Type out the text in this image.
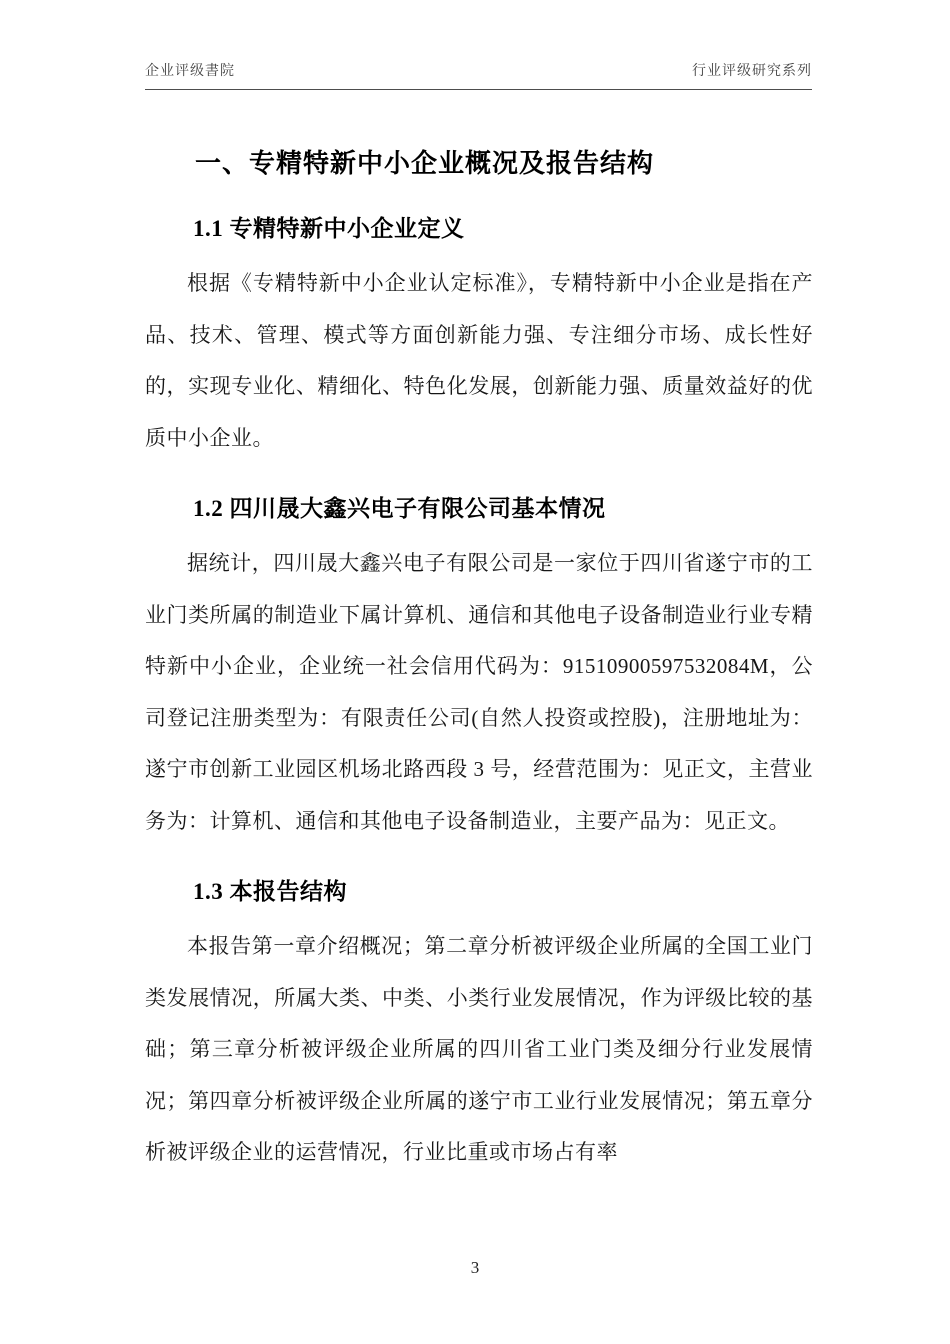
企业评级書院	行业评级研究系列
一、专精特新中小企业概况及报告结构
1.1 专精特新中小企业定义

根据《专精特新中小企业认定标准》，专精特新中小企业是指在产品、技术、管理、模式等方面创新能力强、专注细分市场、成长性好的，实现专业化、精细化、特色化发展，创新能力强、质量效益好的优质中小企业。

1.2 四川晟大鑫兴电子有限公司基本情况

据统计，四川晟大鑫兴电子有限公司是一家位于四川省遂宁市的工业门类所属的制造业下属计算机、通信和其他电子设备制造业行业专精特新中小企业，企业统一社会信用代码为：91510900597532084M，公司登记注册类型为：有限责任公司(自然人投资或控股)，注册地址为：遂宁市创新工业园区机场北路西段 3 号，经营范围为：见正文，主营业务为：计算机、通信和其他电子设备制造业，主要产品为：见正文。

1.3 本报告结构

本报告第一章介绍概况；第二章分析被评级企业所属的全国工业门类发展情况，所属大类、中类、小类行业发展情况，作为评级比较的基础；第三章分析被评级企业所属的四川省工业门类及细分行业发展情况；第四章分析被评级企业所属的遂宁市工业行业发展情况；第五章分析被评级企业的运营情况，行业比重或市场占有率

3
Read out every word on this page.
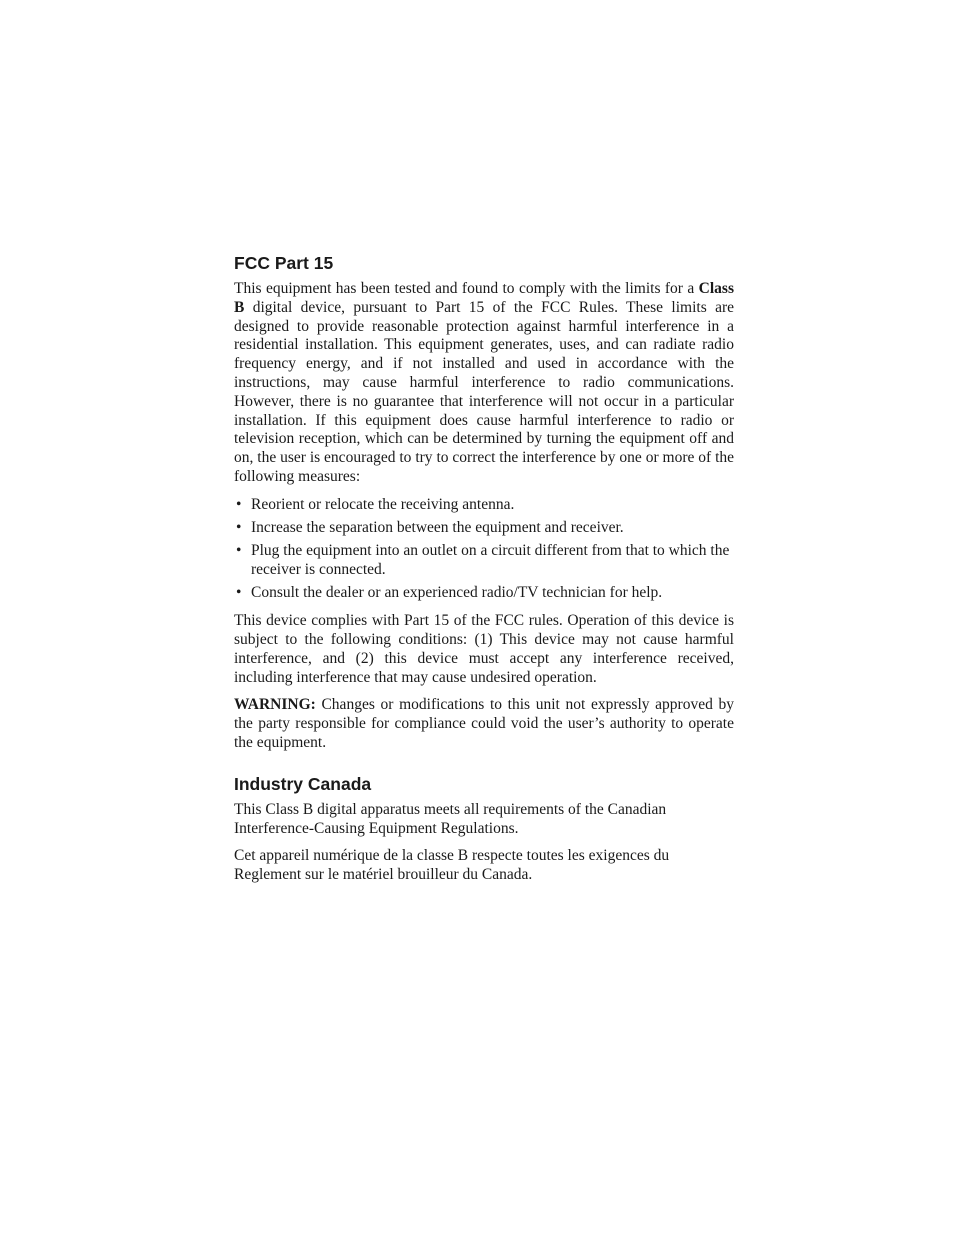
FCC Part 15

This equipment has been tested and found to comply with the limits for a Class B digital device, pursuant to Part 15 of the FCC Rules. These limits are designed to provide reasonable protection against harmful interference in a residential installation. This equipment generates, uses, and can radiate radio frequency energy, and if not installed and used in accordance with the instructions, may cause harmful interference to radio communications. However, there is no guarantee that interference will not occur in a particular installation. If this equipment does cause harmful interference to radio or television reception, which can be determined by turning the equipment off and on, the user is encouraged to try to correct the interference by one or more of the following measures:

• Reorient or relocate the receiving antenna.
• Increase the separation between the equipment and receiver.
• Plug the equipment into an outlet on a circuit different from that to which the receiver is connected.
• Consult the dealer or an experienced radio/TV technician for help.

This device complies with Part 15 of the FCC rules. Operation of this device is subject to the following conditions: (1) This device may not cause harmful interference, and (2) this device must accept any interference received, including interference that may cause undesired operation.

WARNING: Changes or modifications to this unit not expressly approved by the party responsible for compliance could void the user’s authority to operate the equipment.

Industry Canada

This Class B digital apparatus meets all requirements of the Canadian Interference-Causing Equipment Regulations.

Cet appareil numérique de la classe B respecte toutes les exigences du Reglement sur le matériel brouilleur du Canada.
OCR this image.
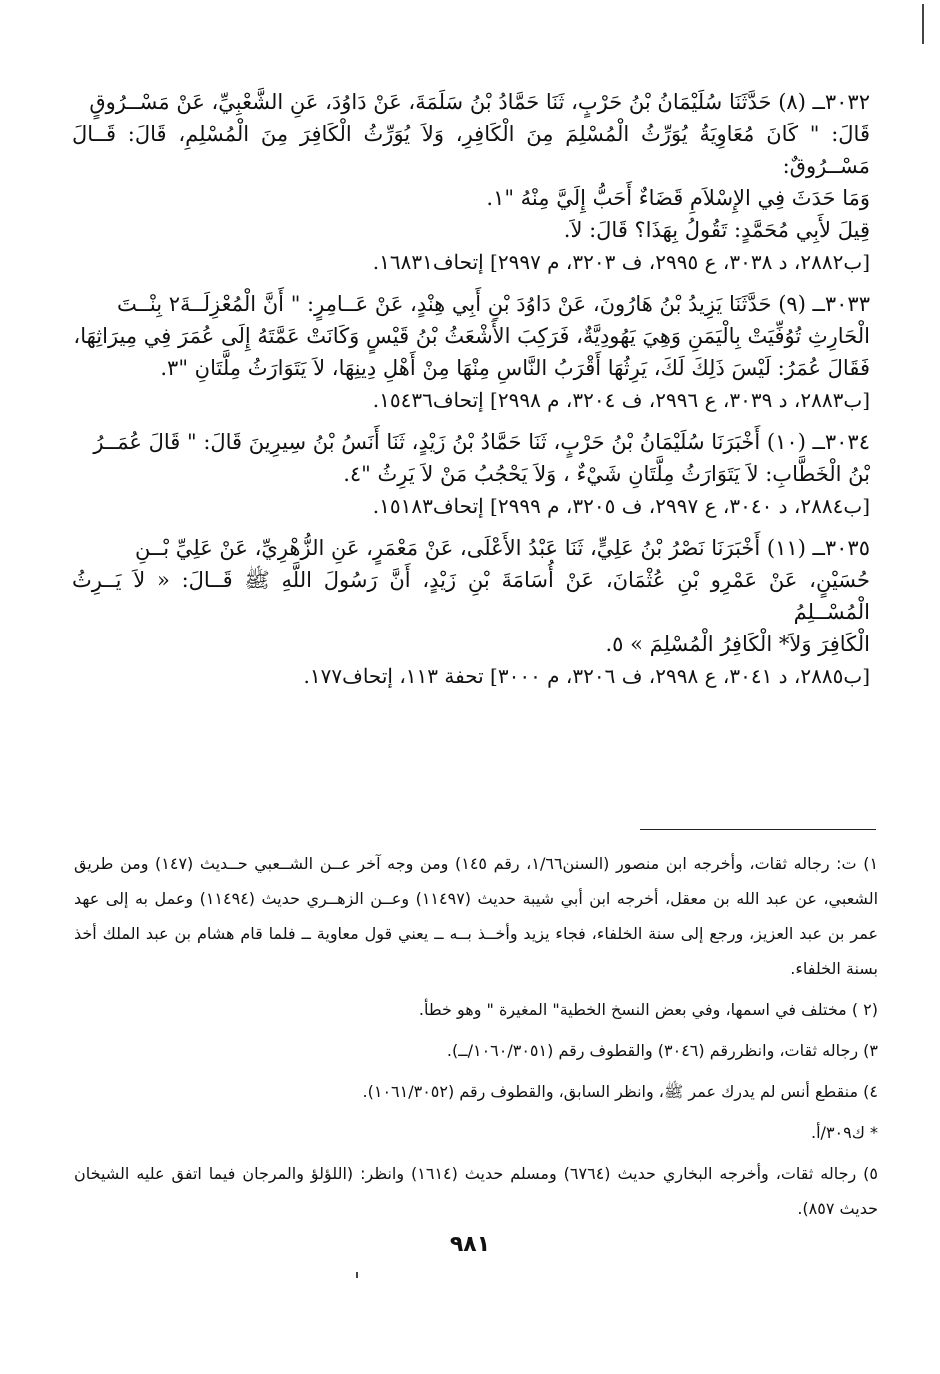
٣٠٣٢ــ (٨) حَدَّثَنَا سُلَيْمَانُ بْنُ حَرْبٍ، ثَنَا حَمَّادُ بْنُ سَلَمَةَ، عَنْ دَاوُدَ، عَنِ الشَّعْبِيِّ، عَنْ مَسْــرُوقٍ

قَالَ: " كَانَ مُعَاوِيَةُ يُوَرِّثُ الْمُسْلِمَ مِنَ الْكَافِرِ، وَلاَ يُوَرِّثُ الْكَافِرَ مِنَ الْمُسْلِمِ، قَالَ: قَــالَ مَسْــرُوقٌ:

وَمَا حَدَثَ فِي الإِسْلاَمِ قَضَاءٌ أَحَبُّ إِلَيَّ مِنْهُ "١.

قِيلَ لأَبِي مُحَمَّدٍ: تَقُولُ بِهَذَا؟ قَالَ: لاَ.

[ب٢٨٨٢، د ٣٠٣٨، ع ٢٩٩٥، ف ٣٢٠٣، م ٢٩٩٧] إتحاف١٦٨٣١.

٣٠٣٣ــ (٩) حَدَّثَنَا يَزِيدُ بْنُ هَارُونَ، عَنْ دَاوُدَ بْنِ أَبِي هِنْدٍ، عَنْ عَــامِرٍ: " أَنَّ الْمُعْزِلَــةَ٢ بِنْــتَ

الْحَارِثِ تُوُفِّيَتْ بِالْيَمَنِ وَهِيَ يَهُودِيَّةٌ، فَرَكِبَ الأَشْعَثُ بْنُ قَيْسٍ وَكَانَتْ عَمَّتَهُ إِلَى عُمَرَ فِي مِيرَاثِهَا،

فَقَالَ عُمَرُ: لَيْسَ ذَلِكَ لَكَ، يَرِثُهَا أَقْرَبُ النَّاسِ مِنْهَا مِنْ أَهْلِ دِينِهَا، لاَ يَتَوَارَثُ مِلَّتَانِ "٣.

[ب٢٨٨٣، د ٣٠٣٩، ع ٢٩٩٦، ف ٣٢٠٤، م ٢٩٩٨] إتحاف١٥٤٣٦.

٣٠٣٤ــ (١٠) أَخْبَرَنَا سُلَيْمَانُ بْنُ حَرْبٍ، ثَنَا حَمَّادُ بْنُ زَيْدٍ، ثَنَا أَنَسُ بْنُ سِيرِينَ قَالَ: " قَالَ عُمَــرُ

بْنُ الْخَطَّابِ: لاَ يَتَوَارَثُ مِلَّتَانِ شَيْءٌ ، وَلاَ يَحْجُبُ مَنْ لاَ يَرِثُ "٤.

[ب٢٨٨٤، د ٣٠٤٠، ع ٢٩٩٧، ف ٣٢٠٥، م ٢٩٩٩] إتحاف١٥١٨٣.

٣٠٣٥ــ (١١) أَخْبَرَنَا نَصْرُ بْنُ عَلِيٍّ، ثَنَا عَبْدُ الأَعْلَى، عَنْ مَعْمَرٍ، عَنِ الزُّهْرِيِّ، عَنْ عَلِيِّ بْــنِ

حُسَيْنٍ، عَنْ عَمْرِو بْنِ عُثْمَانَ، عَنْ أُسَامَةَ بْنِ زَيْدٍ، أَنَّ رَسُولَ اللَّهِ ﷺ قَــالَ: « لاَ يَــرِثُ الْمُسْــلِمُ

الْكَافِرَ وَلاَ* الْكَافِرُ الْمُسْلِمَ » ٥.

[ب٢٨٨٥، د ٣٠٤١، ع ٢٩٩٨، ف ٣٢٠٦، م ٣٠٠٠] تحفة ١١٣، إتحاف١٧٧.

١) ت: رجاله ثقات، وأخرجه ابن منصور (السنن١/٦٦، رقم ١٤٥) ومن وجه آخر عــن الشــعبي حــديث (١٤٧) ومن طريق الشعبي، عن عبد الله بن معقل، أخرجه ابن أبي شيبة حديث (١١٤٩٧) وعــن الزهــري حديث (١١٤٩٤) وعمل به إلى عهد عمر بن عبد العزيز، ورجع إلى سنة الخلفاء، فجاء يزيد وأخــذ بــه ــ يعني قول معاوية ــ فلما قام هشام بن عبد الملك أخذ بسنة الخلفاء.

(٢ ) مختلف في اسمها، وفي بعض النسخ الخطية" المغيرة " وهو خطأ.

٣) رجاله ثقات، وانظررقم (٣٠٤٦) والقطوف رقم (١٠٦٠/٣٠٥١/ــ).

٤) منقطع أنس لم يدرك عمر ﷺ، وانظر السابق، والقطوف رقم (١٠٦١/٣٠٥٢).

* ك٣٠٩/أ.

٥) رجاله ثقات، وأخرجه البخاري حديث (٦٧٦٤) ومسلم حديث (١٦١٤) وانظر: (اللؤلؤ والمرجان فيما اتفق عليه الشيخان حديث ٨٥٧).

٩٨١
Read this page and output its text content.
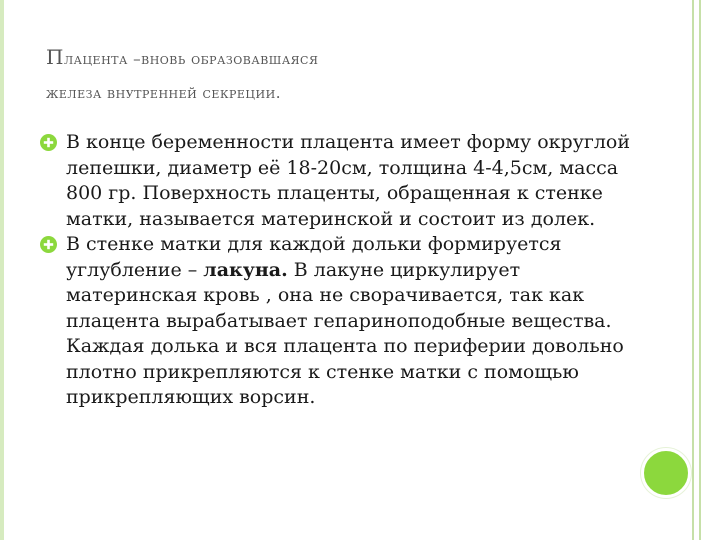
Плацента –вновь образовавшаяся
железа внутренней секреции.
В конце беременности плацента имеет форму округлой лепешки, диаметр её 18-20см, толщина 4-4,5см, масса 800 гр. Поверхность плаценты, обращенная к стенке матки, называется материнской и состоит из долек.
В стенке матки для каждой дольки формируется углубление – лакуна. В лакуне циркулирует материнская кровь , она не сворачивается, так как плацента вырабатывает гепариноподобные вещества. Каждая долька и вся плацента по периферии довольно плотно прикрепляются к стенке матки с помощью прикрепляющих ворсин.
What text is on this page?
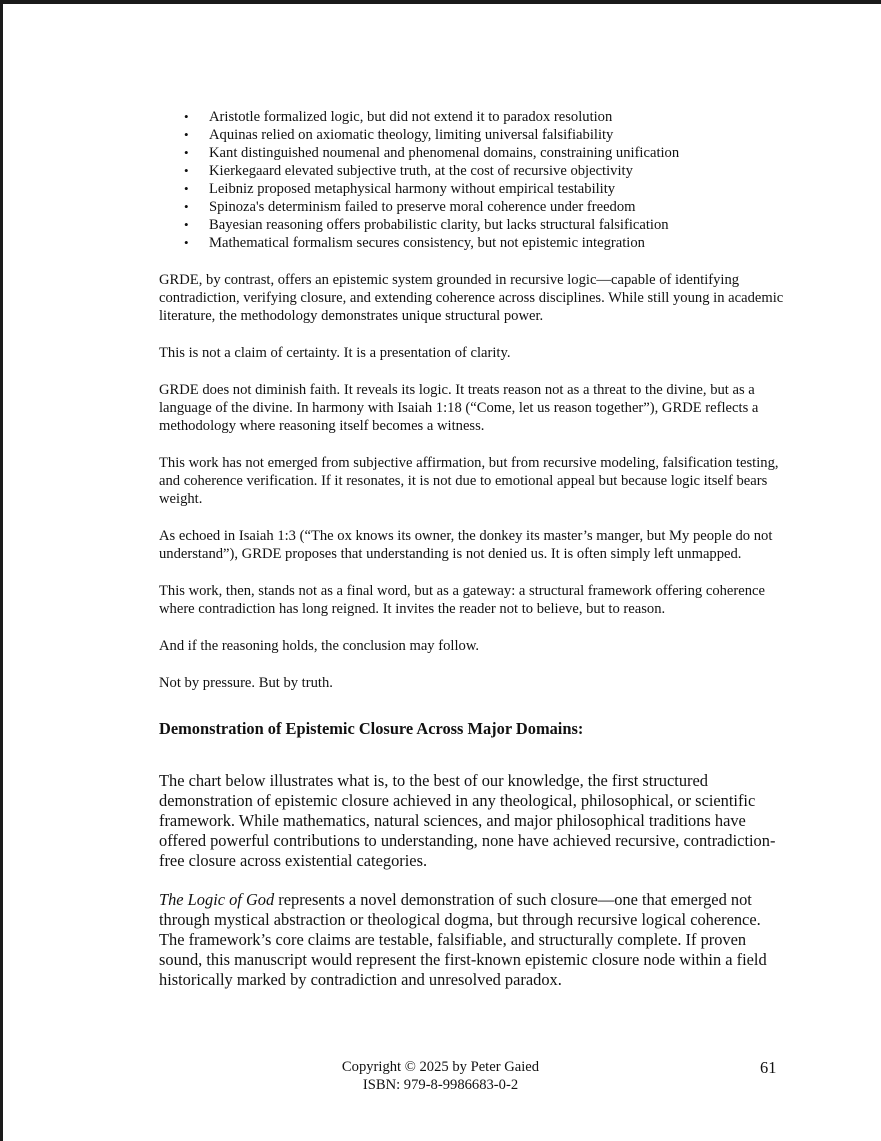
• Aristotle formalized logic, but did not extend it to paradox resolution
• Aquinas relied on axiomatic theology, limiting universal falsifiability
• Kant distinguished noumenal and phenomenal domains, constraining unification
• Kierkegaard elevated subjective truth, at the cost of recursive objectivity
• Leibniz proposed metaphysical harmony without empirical testability
• Spinoza's determinism failed to preserve moral coherence under freedom
• Bayesian reasoning offers probabilistic clarity, but lacks structural falsification
• Mathematical formalism secures consistency, but not epistemic integration

GRDE, by contrast, offers an epistemic system grounded in recursive logic—capable of identifying contradiction, verifying closure, and extending coherence across disciplines. While still young in academic literature, the methodology demonstrates unique structural power.

This is not a claim of certainty. It is a presentation of clarity.

GRDE does not diminish faith. It reveals its logic. It treats reason not as a threat to the divine, but as a language of the divine. In harmony with Isaiah 1:18 (“Come, let us reason together”), GRDE reflects a methodology where reasoning itself becomes a witness.

This work has not emerged from subjective affirmation, but from recursive modeling, falsification testing, and coherence verification. If it resonates, it is not due to emotional appeal but because logic itself bears weight.

As echoed in Isaiah 1:3 (“The ox knows its owner, the donkey its master’s manger, but My people do not understand”), GRDE proposes that understanding is not denied us. It is often simply left unmapped.

This work, then, stands not as a final word, but as a gateway: a structural framework offering coherence where contradiction has long reigned. It invites the reader not to believe, but to reason.

And if the reasoning holds, the conclusion may follow.

Not by pressure. But by truth.

Demonstration of Epistemic Closure Across Major Domains:

The chart below illustrates what is, to the best of our knowledge, the first structured demonstration of epistemic closure achieved in any theological, philosophical, or scientific framework. While mathematics, natural sciences, and major philosophical traditions have offered powerful contributions to understanding, none have achieved recursive, contradiction-free closure across existential categories.

The Logic of God represents a novel demonstration of such closure—one that emerged not through mystical abstraction or theological dogma, but through recursive logical coherence. The framework’s core claims are testable, falsifiable, and structurally complete. If proven sound, this manuscript would represent the first-known epistemic closure node within a field historically marked by contradiction and unresolved paradox.

Copyright © 2025 by Peter Gaied
ISBN: 979-8-9986683-0-2
61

__EXERCISE DIRECTIONS__
Pull out every line in the material above where "матки" occurs.

__FINAL RESULT__
В конце беременности плацента имеет форму округлой лепешки, диаметр её 18-20см, толщина 4-4,5см, масса 800 гр. Поверхность плаценты, обращенная к стенке матки, называется материнской и состоит из долек.
В стенке матки для каждой дольки формируется углубление – лакуна. В лакуне циркулирует материнская кровь , она не сворачивается, так как плацента вырабатывает гепариноподобные вещества. Каждая долька и вся плацента по периферии довольно плотно прикрепляются к стенке матки с помощью прикрепляющих ворсин.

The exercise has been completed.